From the listing below, select every line where the word "PENDING" appears.

[Dataset excerpts]

--------

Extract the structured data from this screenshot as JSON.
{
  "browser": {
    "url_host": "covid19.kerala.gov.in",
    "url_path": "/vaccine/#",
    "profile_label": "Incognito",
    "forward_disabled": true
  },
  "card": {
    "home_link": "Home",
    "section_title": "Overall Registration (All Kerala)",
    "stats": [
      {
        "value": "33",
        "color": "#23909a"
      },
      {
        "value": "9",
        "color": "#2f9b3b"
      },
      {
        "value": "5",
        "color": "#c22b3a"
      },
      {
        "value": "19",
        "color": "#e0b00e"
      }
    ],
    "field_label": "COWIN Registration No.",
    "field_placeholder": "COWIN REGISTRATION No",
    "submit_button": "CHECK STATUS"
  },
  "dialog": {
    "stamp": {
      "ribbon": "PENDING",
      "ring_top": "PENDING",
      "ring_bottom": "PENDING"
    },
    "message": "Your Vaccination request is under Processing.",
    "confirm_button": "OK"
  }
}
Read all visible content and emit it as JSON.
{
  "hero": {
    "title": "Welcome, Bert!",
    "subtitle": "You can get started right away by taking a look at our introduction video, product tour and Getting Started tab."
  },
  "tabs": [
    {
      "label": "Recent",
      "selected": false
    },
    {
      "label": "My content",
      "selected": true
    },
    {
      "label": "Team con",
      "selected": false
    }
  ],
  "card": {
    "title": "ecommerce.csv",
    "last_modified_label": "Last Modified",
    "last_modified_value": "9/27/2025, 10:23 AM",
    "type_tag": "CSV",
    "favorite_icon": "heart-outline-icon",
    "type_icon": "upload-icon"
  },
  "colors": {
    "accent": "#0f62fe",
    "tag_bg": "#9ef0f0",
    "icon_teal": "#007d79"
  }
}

--------

IN RESPONSE:
      "ribbon": "PENDING",
      "ring_top": "PENDING",
      "ring_bottom": "PENDING"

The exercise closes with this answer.